◆ Written request
Reproduce every entry exactly.

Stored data
┄┄┄┄┄┄
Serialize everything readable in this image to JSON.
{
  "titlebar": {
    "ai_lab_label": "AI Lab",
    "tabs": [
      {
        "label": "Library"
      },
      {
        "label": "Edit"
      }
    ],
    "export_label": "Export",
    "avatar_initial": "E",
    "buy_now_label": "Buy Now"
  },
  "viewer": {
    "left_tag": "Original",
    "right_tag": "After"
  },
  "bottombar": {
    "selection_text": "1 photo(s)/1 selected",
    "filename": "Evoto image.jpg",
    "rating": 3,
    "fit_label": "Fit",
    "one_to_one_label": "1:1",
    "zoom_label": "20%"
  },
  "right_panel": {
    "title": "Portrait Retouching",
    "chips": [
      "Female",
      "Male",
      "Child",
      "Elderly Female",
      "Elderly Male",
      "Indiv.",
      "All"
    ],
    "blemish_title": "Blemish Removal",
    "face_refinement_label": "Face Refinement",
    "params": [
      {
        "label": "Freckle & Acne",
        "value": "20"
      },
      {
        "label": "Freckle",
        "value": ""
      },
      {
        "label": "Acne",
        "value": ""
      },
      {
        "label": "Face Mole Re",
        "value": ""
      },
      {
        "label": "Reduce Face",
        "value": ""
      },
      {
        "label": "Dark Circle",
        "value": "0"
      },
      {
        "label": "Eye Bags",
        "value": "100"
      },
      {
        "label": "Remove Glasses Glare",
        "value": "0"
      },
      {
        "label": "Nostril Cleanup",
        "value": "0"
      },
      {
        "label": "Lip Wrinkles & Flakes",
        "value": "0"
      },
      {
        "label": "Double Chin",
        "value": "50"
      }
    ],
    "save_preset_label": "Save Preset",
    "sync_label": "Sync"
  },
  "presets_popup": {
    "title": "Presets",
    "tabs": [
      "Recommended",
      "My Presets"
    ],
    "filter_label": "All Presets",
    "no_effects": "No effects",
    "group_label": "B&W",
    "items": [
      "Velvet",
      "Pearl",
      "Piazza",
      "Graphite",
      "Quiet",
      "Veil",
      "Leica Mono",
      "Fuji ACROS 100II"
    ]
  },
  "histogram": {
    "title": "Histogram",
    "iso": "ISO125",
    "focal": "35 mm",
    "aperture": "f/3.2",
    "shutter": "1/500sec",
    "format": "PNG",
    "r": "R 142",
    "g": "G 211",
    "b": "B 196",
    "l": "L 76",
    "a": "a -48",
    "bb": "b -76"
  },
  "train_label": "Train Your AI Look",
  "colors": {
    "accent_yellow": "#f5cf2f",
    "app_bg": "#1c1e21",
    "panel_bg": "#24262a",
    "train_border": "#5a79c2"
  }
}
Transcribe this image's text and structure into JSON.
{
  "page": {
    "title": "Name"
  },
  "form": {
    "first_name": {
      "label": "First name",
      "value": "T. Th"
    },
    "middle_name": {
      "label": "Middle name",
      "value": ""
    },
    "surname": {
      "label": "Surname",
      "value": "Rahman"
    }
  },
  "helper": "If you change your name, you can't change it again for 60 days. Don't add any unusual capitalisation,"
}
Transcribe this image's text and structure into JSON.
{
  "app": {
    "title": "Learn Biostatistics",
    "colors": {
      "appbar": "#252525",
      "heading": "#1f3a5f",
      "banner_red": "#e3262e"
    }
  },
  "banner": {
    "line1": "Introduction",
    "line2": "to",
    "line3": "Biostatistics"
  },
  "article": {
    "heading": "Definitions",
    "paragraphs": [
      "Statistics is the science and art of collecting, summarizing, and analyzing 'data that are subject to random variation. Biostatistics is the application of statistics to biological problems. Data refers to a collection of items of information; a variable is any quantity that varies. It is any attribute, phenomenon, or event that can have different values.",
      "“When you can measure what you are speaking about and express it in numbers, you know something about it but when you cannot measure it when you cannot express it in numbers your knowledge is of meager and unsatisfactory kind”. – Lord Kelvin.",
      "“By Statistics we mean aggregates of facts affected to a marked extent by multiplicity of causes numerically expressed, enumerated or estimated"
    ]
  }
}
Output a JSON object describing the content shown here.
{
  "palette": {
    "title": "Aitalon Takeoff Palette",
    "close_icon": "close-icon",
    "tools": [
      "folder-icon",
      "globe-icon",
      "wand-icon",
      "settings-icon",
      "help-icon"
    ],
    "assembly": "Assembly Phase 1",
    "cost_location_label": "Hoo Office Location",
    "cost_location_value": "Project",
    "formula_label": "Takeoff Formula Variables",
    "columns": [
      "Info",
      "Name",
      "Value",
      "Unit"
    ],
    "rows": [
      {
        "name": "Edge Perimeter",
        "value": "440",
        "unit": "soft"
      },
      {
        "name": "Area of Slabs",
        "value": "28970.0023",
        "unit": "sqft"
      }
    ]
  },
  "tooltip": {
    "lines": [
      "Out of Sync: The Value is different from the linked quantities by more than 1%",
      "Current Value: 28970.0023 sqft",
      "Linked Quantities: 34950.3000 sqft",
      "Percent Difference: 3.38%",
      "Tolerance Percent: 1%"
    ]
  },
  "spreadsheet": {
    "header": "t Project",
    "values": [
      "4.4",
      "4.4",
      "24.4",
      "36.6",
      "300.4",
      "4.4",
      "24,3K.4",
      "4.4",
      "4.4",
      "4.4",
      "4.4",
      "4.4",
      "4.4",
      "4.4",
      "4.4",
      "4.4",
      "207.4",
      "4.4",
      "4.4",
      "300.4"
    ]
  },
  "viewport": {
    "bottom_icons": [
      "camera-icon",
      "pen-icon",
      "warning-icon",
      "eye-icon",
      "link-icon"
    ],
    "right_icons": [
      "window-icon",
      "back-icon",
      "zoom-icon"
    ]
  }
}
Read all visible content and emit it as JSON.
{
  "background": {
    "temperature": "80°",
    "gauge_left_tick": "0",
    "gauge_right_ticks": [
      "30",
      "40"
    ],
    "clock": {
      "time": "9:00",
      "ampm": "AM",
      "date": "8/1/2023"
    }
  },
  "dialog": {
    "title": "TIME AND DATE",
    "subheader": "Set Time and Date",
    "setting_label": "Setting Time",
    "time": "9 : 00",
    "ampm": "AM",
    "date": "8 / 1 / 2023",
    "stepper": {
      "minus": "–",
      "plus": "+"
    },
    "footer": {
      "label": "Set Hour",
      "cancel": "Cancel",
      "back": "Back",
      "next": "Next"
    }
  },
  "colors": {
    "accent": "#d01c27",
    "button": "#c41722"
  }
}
┄┄┄┄┄┄
◆ Answer to the problem
Serialize everything readable in this image to JSON.
{
  "titlebar": {
    "ai_lab_label": "AI Lab",
    "tabs": [
      {
        "label": "Library"
      },
      {
        "label": "Edit"
      }
    ],
    "export_label": "Export",
    "avatar_initial": "E",
    "buy_now_label": "Buy Now"
  },
  "viewer": {
    "left_tag": "Original",
    "right_tag": "After"
  },
  "bottombar": {
    "selection_text": "1 photo(s)/1 selected",
    "filename": "Evoto image.jpg",
    "rating": 3,
    "fit_label": "Fit",
    "one_to_one_label": "1:1",
    "zoom_label": "20%"
  },
  "right_panel": {
    "title": "Portrait Retouching",
    "chips": [
      "Female",
      "Male",
      "Child",
      "Elderly Female",
      "Elderly Male",
      "Indiv.",
      "All"
    ],
    "blemish_title": "Blemish Removal",
    "face_refinement_label": "Face Refinement",
    "params": [
      {
        "label": "Freckle & Acne",
        "value": "20"
      },
      {
        "label": "Freckle",
        "value": ""
      },
      {
        "label": "Acne",
        "value": ""
      },
      {
        "label": "Face Mole Re",
        "value": ""
      },
      {
        "label": "Reduce Face",
        "value": ""
      },
      {
        "label": "Dark Circle",
        "value": "0"
      },
      {
        "label": "Eye Bags",
        "value": "100"
      },
      {
        "label": "Remove Glasses Glare",
        "value": "0"
      },
      {
        "label": "Nostril Cleanup",
        "value": "0"
      },
      {
        "label": "Lip Wrinkles & Flakes",
        "value": "0"
      },
      {
        "label": "Double Chin",
        "value": "50"
      }
    ],
    "save_preset_label": "Save Preset",
    "sync_label": "Sync"
  },
  "presets_popup": {
    "title": "Presets",
    "tabs": [
      "Recommended",
      "My Presets"
    ],
    "filter_label": "All Presets",
    "no_effects": "No effects",
    "group_label": "B&W",
    "items": [
      "Velvet",
      "Pearl",
      "Piazza",
      "Graphite",
      "Quiet",
      "Veil",
      "Leica Mono",
      "Fuji ACROS 100II"
    ]
  },
  "histogram": {
    "title": "Histogram",
    "iso": "ISO125",
    "focal": "35 mm",
    "aperture": "f/3.2",
    "shutter": "1/500sec",
    "format": "PNG",
    "r": "R 142",
    "g": "G 211",
    "b": "B 196",
    "l": "L 76",
    "a": "a -48",
    "bb": "b -76"
  },
  "train_label": "Train Your AI Look",
  "colors": {
    "accent_yellow": "#f5cf2f",
    "app_bg": "#1c1e21",
    "panel_bg": "#24262a",
    "train_border": "#5a79c2"
  }
}
Transcribe this image's text and structure into JSON.
{
  "page": {
    "title": "Name"
  },
  "form": {
    "first_name": {
      "label": "First name",
      "value": "T. Th"
    },
    "middle_name": {
      "label": "Middle name",
      "value": ""
    },
    "surname": {
      "label": "Surname",
      "value": "Rahman"
    }
  },
  "helper": "If you change your name, you can't change it again for 60 days. Don't add any unusual capitalisation,"
}
Transcribe this image's text and structure into JSON.
{
  "app": {
    "title": "Learn Biostatistics",
    "colors": {
      "appbar": "#252525",
      "heading": "#1f3a5f",
      "banner_red": "#e3262e"
    }
  },
  "banner": {
    "line1": "Introduction",
    "line2": "to",
    "line3": "Biostatistics"
  },
  "article": {
    "heading": "Definitions",
    "paragraphs": [
      "Statistics is the science and art of collecting, summarizing, and analyzing 'data that are subject to random variation. Biostatistics is the application of statistics to biological problems. Data refers to a collection of items of information; a variable is any quantity that varies. It is any attribute, phenomenon, or event that can have different values.",
      "“When you can measure what you are speaking about and express it in numbers, you know something about it but when you cannot measure it when you cannot express it in numbers your knowledge is of meager and unsatisfactory kind”. – Lord Kelvin.",
      "“By Statistics we mean aggregates of facts affected to a marked extent by multiplicity of causes numerically expressed, enumerated or estimated"
    ]
  }
}
Output a JSON object describing the content shown here.
{
  "palette": {
    "title": "Aitalon Takeoff Palette",
    "close_icon": "close-icon",
    "tools": [
      "folder-icon",
      "globe-icon",
      "wand-icon",
      "settings-icon",
      "help-icon"
    ],
    "assembly": "Assembly Phase 1",
    "cost_location_label": "Hoo Office Location",
    "cost_location_value": "Project",
    "formula_label": "Takeoff Formula Variables",
    "columns": [
      "Info",
      "Name",
      "Value",
      "Unit"
    ],
    "rows": [
      {
        "name": "Edge Perimeter",
        "value": "440",
        "unit": "soft"
      },
      {
        "name": "Area of Slabs",
        "value": "28970.0023",
        "unit": "sqft"
      }
    ]
  },
  "tooltip": {
    "lines": [
      "Out of Sync: The Value is different from the linked quantities by more than 1%",
      "Current Value: 28970.0023 sqft",
      "Linked Quantities: 34950.3000 sqft",
      "Percent Difference: 3.38%",
      "Tolerance Percent: 1%"
    ]
  },
  "spreadsheet": {
    "header": "t Project",
    "values": [
      "4.4",
      "4.4",
      "24.4",
      "36.6",
      "300.4",
      "4.4",
      "24,3K.4",
      "4.4",
      "4.4",
      "4.4",
      "4.4",
      "4.4",
      "4.4",
      "4.4",
      "4.4",
      "4.4",
      "207.4",
      "4.4",
      "4.4",
      "300.4"
    ]
  },
  "viewport": {
    "bottom_icons": [
      "camera-icon",
      "pen-icon",
      "warning-icon",
      "eye-icon",
      "link-icon"
    ],
    "right_icons": [
      "window-icon",
      "back-icon",
      "zoom-icon"
    ]
  }
}
Read all visible content and emit it as JSON.
{
  "background": {
    "temperature": "80°",
    "gauge_left_tick": "0",
    "gauge_right_ticks": [
      "30",
      "40"
    ],
    "clock": {
      "time": "9:00",
      "ampm": "AM",
      "date": "8/1/2023"
    }
  },
  "dialog": {
    "title": "TIME AND DATE",
    "subheader": "Set Time and Date",
    "setting_label": "Setting Time",
    "time": "9 : 00",
    "ampm": "AM",
    "date": "8 / 1 / 2023",
    "stepper": {
      "minus": "–",
      "plus": "+"
    },
    "footer": {
      "label": "Set Hour",
      "cancel": "Cancel",
      "back": "Back",
      "next": "Next"
    }
  },
  "colors": {
    "accent": "#d01c27",
    "button": "#c41722"
  }
}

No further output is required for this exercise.